***** RECORDS TO USE

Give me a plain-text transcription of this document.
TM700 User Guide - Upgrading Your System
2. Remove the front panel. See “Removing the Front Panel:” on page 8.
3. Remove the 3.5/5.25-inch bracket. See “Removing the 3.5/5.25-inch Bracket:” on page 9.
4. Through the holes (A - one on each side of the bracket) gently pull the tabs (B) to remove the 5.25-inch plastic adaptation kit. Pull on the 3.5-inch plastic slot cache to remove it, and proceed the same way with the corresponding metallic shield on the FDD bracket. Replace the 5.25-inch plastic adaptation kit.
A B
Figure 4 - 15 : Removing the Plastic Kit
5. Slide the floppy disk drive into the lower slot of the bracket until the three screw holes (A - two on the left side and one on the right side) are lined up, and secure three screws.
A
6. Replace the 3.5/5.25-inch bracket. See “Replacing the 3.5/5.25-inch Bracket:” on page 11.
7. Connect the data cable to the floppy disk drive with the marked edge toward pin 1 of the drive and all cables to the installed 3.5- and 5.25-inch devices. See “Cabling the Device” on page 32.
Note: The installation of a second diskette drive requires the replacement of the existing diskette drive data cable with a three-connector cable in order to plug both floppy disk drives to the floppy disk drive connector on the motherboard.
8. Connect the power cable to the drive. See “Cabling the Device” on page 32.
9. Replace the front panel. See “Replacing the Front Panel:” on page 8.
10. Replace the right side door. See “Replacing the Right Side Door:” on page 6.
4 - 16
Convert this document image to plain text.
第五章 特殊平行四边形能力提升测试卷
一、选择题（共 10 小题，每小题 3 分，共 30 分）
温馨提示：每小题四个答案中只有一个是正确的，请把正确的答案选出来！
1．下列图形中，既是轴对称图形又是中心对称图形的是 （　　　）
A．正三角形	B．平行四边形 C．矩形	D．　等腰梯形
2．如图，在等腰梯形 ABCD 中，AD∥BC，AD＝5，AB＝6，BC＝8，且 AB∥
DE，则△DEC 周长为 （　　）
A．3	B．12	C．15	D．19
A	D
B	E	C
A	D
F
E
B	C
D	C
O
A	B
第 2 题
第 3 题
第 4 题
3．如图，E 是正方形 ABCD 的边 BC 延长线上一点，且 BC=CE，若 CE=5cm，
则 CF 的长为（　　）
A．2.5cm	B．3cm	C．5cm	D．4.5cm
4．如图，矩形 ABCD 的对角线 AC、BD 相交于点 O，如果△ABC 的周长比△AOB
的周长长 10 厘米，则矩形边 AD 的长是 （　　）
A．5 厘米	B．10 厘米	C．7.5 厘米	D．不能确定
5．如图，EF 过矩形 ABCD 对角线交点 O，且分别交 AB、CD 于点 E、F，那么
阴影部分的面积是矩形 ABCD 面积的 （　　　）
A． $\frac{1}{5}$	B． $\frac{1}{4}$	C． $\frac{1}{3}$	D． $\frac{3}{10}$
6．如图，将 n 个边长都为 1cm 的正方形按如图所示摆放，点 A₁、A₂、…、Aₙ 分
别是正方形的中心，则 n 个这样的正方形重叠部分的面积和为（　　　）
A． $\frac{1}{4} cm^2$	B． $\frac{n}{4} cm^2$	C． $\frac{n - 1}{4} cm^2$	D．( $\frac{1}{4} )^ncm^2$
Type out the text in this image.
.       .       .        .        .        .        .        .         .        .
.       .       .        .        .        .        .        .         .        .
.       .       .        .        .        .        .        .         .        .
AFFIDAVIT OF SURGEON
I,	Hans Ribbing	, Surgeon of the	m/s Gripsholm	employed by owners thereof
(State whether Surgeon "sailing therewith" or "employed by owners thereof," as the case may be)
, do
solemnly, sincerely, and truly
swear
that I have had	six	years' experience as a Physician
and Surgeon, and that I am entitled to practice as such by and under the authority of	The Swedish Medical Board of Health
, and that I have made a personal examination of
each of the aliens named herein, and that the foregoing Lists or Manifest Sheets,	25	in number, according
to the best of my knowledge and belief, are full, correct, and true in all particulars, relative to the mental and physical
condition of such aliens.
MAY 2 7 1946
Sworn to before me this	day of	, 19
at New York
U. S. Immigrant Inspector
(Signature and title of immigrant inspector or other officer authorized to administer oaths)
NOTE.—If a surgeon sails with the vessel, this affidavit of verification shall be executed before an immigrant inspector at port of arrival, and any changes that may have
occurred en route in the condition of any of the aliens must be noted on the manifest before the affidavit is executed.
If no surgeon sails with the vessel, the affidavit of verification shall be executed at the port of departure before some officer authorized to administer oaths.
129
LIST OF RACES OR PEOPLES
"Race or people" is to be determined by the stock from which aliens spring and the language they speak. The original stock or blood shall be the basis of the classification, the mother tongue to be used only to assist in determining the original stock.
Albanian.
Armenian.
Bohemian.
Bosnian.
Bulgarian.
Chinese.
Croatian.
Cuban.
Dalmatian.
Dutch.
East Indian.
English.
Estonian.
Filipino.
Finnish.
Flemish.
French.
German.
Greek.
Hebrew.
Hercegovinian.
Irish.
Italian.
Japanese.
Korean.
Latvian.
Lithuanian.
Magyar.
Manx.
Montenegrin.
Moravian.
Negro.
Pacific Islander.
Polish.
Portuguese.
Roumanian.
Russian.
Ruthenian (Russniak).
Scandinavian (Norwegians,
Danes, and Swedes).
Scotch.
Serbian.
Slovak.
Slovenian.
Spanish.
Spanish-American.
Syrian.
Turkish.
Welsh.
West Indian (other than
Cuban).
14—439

**********

● WHAT TO DO: Write out every line from the entries where "holes" appears.

● EXERCISE SOLUTION:
4. Through the holes (A - one on each side of the bracket) gently pull the tabs (B) to remove the 5.25-inch plastic adaptation kit. Pull on the 3.5-inch plastic slot cache to remove it, and proceed the same way with the corresponding metallic shield on the FDD bracket. Replace the 5.25-inch plastic adaptation kit.
5. Slide the floppy disk drive into the lower slot of the bracket until the three screw holes (A - two on the left side and one on the right side) are lined up, and secure three screws.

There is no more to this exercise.